Work instructions - Work through the data line by line, gathering every line that has the word "gains".

Input for this task -
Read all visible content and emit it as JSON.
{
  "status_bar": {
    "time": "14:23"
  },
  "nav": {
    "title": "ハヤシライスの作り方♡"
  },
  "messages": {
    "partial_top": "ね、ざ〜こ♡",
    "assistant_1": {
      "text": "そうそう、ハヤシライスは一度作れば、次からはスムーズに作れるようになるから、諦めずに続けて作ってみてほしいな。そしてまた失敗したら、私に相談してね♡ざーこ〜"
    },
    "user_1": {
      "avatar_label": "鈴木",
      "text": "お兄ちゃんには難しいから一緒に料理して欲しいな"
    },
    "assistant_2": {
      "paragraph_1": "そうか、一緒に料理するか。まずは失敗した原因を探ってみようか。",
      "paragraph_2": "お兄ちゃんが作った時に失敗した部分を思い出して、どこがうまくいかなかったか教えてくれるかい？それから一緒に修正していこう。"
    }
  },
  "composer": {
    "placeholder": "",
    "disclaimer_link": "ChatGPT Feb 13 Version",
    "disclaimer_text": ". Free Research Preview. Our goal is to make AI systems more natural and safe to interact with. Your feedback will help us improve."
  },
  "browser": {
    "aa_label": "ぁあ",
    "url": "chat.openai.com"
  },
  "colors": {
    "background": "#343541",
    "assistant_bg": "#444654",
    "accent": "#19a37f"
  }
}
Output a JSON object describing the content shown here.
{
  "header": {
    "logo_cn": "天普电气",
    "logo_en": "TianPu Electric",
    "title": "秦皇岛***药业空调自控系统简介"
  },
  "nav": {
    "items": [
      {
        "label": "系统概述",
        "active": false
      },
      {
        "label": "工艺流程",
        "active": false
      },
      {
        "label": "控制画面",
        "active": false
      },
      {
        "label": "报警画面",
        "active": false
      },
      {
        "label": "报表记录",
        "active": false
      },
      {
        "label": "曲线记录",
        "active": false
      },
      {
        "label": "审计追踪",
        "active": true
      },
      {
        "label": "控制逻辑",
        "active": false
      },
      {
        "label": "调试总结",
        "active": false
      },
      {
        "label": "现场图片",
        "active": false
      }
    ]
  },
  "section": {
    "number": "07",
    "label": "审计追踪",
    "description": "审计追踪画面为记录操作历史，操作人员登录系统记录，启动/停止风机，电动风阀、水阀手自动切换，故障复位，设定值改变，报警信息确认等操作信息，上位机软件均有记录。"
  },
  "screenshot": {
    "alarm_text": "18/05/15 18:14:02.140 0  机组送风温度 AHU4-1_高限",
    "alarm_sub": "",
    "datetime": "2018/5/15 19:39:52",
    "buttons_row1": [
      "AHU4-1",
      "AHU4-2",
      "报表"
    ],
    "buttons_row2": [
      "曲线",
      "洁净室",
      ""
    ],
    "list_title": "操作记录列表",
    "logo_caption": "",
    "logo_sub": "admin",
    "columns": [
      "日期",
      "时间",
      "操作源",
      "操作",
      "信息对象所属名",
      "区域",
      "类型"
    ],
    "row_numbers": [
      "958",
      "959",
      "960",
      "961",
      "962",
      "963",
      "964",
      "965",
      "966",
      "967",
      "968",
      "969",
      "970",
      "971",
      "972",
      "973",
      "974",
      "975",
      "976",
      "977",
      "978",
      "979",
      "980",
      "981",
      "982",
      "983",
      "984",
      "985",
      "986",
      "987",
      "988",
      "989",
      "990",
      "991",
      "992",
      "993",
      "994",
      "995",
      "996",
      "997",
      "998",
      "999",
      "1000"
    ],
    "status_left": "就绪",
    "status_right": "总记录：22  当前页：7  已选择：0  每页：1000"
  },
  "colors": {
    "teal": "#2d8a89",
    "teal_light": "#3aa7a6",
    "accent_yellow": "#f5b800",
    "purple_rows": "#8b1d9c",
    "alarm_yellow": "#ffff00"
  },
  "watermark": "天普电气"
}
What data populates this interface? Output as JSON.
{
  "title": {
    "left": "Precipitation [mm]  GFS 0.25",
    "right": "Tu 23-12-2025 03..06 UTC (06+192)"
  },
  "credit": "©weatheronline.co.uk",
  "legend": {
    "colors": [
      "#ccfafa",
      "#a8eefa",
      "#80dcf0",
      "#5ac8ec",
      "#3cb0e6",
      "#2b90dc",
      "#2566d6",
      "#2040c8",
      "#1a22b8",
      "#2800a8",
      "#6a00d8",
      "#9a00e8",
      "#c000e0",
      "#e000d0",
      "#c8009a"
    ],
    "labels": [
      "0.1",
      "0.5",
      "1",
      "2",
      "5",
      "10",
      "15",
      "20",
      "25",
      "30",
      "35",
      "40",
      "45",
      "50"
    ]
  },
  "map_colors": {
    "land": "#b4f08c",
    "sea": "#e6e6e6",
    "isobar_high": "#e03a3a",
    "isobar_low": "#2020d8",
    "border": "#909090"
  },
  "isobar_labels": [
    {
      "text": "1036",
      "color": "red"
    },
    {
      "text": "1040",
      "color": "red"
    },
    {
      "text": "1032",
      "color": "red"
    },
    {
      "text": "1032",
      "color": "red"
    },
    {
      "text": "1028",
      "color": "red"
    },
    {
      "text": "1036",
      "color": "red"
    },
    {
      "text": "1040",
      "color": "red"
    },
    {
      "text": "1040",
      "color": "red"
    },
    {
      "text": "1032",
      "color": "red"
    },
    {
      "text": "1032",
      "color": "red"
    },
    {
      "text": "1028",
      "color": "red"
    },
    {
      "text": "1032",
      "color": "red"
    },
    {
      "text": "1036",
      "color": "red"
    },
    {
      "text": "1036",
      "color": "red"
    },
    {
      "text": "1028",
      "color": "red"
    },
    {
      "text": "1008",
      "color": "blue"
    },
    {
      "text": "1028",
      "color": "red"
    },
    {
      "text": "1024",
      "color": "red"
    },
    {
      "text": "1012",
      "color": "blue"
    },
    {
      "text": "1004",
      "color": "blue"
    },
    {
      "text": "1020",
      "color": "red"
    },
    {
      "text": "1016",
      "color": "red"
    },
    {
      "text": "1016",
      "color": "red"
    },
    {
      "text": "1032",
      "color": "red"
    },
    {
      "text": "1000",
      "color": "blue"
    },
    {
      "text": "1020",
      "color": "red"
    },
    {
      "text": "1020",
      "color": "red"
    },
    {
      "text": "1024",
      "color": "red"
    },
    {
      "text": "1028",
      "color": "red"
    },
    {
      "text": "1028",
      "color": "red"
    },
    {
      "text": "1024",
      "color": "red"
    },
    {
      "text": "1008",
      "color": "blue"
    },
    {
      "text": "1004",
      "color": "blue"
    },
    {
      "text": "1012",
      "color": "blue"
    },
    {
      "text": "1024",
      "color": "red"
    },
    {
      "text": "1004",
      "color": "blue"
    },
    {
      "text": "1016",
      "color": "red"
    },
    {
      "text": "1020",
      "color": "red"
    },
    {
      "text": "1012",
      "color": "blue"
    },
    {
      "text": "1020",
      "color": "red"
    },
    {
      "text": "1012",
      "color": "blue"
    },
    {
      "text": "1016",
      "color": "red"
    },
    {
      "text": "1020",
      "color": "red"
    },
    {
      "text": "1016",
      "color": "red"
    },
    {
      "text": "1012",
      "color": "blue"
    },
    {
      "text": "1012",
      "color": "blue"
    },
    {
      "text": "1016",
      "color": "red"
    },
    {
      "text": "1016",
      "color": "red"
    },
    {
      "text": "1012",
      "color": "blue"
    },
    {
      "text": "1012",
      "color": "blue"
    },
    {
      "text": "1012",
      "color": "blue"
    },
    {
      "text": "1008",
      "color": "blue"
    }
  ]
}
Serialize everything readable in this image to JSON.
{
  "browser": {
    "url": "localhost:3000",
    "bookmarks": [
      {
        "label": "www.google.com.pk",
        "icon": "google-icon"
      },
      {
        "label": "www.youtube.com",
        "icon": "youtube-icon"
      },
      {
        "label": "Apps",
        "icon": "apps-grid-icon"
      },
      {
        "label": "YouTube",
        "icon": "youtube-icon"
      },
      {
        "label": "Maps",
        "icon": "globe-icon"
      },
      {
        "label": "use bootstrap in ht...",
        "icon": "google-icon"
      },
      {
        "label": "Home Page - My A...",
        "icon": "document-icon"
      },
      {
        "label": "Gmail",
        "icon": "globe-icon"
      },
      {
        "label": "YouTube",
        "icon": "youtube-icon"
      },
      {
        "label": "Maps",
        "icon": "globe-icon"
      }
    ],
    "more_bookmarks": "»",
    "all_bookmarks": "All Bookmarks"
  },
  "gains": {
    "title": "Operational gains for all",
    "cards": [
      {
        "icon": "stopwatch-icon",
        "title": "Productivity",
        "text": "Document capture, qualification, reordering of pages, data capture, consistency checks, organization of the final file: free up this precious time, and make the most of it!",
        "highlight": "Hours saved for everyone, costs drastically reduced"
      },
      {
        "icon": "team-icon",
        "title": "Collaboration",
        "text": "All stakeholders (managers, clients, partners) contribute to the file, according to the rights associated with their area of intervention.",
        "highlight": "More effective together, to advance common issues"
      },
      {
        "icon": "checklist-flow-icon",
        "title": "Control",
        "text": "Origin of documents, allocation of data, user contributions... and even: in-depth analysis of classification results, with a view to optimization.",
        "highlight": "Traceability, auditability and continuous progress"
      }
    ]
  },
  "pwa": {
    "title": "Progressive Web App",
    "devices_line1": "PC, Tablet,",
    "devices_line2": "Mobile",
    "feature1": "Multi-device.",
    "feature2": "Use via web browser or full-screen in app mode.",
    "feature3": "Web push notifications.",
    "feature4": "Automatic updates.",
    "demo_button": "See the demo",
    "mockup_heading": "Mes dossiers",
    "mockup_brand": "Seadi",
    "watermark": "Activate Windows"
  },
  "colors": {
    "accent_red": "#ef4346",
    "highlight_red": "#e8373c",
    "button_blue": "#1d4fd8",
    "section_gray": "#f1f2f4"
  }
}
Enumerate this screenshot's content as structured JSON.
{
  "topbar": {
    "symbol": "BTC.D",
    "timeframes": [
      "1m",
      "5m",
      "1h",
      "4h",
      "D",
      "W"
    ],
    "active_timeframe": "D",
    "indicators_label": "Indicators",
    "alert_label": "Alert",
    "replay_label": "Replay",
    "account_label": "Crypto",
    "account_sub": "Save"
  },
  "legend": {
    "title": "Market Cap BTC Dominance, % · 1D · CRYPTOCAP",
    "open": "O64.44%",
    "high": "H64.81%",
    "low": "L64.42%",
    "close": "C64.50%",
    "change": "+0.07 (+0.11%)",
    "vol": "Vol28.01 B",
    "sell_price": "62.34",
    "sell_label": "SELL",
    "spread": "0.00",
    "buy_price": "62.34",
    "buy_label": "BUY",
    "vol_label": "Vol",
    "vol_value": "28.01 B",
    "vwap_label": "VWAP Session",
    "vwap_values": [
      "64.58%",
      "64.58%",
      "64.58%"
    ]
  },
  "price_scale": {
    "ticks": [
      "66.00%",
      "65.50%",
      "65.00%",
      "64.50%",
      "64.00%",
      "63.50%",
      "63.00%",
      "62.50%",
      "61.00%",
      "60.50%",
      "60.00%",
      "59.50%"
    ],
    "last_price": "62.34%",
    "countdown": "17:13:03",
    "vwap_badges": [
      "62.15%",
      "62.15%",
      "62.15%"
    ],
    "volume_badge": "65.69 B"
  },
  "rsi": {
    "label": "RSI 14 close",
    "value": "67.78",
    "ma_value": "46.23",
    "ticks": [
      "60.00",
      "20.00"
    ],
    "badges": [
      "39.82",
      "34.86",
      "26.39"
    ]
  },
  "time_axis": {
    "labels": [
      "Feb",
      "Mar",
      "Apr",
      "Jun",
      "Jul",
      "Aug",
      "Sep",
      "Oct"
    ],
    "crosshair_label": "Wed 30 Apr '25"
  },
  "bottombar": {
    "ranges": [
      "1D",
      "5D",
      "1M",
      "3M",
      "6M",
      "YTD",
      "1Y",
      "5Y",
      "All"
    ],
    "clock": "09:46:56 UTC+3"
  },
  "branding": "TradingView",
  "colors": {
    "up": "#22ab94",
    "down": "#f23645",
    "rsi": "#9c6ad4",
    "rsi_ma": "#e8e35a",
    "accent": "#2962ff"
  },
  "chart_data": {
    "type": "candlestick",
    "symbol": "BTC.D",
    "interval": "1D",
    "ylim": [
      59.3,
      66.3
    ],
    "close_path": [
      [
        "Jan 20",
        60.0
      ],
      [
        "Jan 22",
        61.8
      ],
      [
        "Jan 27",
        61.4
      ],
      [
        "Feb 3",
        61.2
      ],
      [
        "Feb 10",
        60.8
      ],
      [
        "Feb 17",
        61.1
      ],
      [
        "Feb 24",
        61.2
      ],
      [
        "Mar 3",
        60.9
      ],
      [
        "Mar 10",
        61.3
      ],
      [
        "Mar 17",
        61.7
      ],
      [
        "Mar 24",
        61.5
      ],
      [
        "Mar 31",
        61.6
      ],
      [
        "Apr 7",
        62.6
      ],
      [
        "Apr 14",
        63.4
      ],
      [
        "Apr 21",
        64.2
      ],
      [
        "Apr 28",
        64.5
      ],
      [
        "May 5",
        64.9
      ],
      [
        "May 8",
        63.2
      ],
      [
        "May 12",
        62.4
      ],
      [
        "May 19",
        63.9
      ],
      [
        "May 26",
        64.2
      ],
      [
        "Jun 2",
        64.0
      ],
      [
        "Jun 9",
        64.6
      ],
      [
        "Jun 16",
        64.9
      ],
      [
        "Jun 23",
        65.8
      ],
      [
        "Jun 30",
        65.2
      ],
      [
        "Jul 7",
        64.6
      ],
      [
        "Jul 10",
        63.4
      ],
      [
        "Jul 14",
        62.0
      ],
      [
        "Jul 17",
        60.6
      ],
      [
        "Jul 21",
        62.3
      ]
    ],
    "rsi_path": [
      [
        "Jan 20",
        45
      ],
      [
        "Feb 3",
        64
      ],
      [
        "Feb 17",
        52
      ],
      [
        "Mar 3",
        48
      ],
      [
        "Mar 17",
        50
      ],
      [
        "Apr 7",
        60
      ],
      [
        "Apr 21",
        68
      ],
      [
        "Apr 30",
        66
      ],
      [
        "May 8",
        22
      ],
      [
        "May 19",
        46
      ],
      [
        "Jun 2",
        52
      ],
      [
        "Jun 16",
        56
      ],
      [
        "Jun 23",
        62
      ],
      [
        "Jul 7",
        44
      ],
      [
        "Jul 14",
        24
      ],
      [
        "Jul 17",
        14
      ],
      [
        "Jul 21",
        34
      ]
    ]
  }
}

Final result -
  "gains": {
    "title": "Operational gains for all",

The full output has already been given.